- [Request]: Gather up the lines that contain "Damen".

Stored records
::::::::

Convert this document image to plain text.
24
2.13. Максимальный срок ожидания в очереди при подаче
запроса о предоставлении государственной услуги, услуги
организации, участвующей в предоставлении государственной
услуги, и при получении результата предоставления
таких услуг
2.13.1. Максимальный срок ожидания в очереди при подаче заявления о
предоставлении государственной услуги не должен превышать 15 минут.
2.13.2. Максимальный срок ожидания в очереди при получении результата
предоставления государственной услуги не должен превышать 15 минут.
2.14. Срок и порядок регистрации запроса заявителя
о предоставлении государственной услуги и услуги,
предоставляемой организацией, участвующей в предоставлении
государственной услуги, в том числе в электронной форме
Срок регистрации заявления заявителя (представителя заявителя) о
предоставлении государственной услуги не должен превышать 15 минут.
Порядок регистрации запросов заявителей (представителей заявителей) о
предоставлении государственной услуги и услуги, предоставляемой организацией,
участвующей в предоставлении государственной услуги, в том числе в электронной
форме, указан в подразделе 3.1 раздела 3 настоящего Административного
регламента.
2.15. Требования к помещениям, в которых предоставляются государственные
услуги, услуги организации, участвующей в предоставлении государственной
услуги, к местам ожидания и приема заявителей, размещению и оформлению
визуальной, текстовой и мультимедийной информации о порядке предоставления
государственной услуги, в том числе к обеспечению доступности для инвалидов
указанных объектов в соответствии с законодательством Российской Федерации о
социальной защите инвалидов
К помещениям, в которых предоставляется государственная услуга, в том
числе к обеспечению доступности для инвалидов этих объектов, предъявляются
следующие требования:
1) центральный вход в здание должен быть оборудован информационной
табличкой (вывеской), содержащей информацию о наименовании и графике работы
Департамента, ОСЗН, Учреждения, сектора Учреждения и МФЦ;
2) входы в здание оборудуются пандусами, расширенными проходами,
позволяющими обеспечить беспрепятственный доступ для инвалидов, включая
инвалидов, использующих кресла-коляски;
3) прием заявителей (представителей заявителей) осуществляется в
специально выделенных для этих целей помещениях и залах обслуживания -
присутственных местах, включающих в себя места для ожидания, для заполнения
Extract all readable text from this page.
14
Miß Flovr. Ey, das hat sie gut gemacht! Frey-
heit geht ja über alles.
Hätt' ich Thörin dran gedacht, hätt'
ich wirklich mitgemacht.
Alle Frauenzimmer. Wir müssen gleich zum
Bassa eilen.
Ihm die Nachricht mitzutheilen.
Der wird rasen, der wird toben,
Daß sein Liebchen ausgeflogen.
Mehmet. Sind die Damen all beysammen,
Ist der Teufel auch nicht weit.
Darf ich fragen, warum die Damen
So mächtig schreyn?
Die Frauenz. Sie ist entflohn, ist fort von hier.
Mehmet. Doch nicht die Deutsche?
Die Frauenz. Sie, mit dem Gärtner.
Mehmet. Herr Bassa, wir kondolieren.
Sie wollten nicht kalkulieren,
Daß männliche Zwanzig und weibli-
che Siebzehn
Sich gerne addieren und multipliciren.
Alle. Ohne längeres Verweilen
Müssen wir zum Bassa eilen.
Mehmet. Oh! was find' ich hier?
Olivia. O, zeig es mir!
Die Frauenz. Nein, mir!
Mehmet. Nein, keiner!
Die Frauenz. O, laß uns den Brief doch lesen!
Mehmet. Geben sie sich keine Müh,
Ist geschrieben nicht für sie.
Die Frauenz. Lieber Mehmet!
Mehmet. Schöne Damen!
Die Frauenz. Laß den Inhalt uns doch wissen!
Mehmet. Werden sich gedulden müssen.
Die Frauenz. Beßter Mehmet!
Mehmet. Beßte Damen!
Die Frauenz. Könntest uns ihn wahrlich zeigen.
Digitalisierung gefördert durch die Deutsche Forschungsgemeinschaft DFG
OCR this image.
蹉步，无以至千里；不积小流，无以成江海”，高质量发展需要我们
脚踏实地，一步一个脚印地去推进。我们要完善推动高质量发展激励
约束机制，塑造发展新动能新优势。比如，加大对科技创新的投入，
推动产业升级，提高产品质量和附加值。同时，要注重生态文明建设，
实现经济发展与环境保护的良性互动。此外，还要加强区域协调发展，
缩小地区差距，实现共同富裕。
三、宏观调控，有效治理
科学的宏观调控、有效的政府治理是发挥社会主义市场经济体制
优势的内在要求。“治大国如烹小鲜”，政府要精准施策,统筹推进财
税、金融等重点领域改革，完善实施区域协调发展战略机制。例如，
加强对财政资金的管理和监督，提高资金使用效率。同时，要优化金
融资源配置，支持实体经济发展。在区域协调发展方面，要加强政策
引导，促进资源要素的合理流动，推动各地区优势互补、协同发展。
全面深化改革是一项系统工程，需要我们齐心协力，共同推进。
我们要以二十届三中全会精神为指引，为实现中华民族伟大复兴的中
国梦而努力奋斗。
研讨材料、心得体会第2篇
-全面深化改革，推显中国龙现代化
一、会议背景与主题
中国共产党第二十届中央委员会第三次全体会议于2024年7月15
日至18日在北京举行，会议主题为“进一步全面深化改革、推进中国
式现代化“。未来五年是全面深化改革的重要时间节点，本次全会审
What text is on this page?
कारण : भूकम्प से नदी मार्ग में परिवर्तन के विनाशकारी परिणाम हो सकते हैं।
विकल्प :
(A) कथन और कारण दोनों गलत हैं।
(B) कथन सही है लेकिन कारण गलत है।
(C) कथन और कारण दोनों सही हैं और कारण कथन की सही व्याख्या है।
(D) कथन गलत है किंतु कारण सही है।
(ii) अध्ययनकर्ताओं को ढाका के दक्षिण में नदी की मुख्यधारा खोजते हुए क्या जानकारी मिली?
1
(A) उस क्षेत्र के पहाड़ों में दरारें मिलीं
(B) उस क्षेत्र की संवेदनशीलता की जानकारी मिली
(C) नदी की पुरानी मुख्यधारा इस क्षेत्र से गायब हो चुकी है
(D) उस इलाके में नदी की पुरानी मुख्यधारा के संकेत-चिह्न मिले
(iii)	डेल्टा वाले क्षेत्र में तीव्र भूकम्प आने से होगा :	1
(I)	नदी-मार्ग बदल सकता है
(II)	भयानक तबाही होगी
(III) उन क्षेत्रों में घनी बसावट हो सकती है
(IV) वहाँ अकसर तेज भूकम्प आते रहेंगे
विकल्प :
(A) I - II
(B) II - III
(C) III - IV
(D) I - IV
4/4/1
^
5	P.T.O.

::::::::

- [Full response]:
Mehmet. Sind die Damen all beysammen,
Darf ich fragen, warum die Damen
Mehmet. Schöne Damen!
Mehmet. Beßte Damen!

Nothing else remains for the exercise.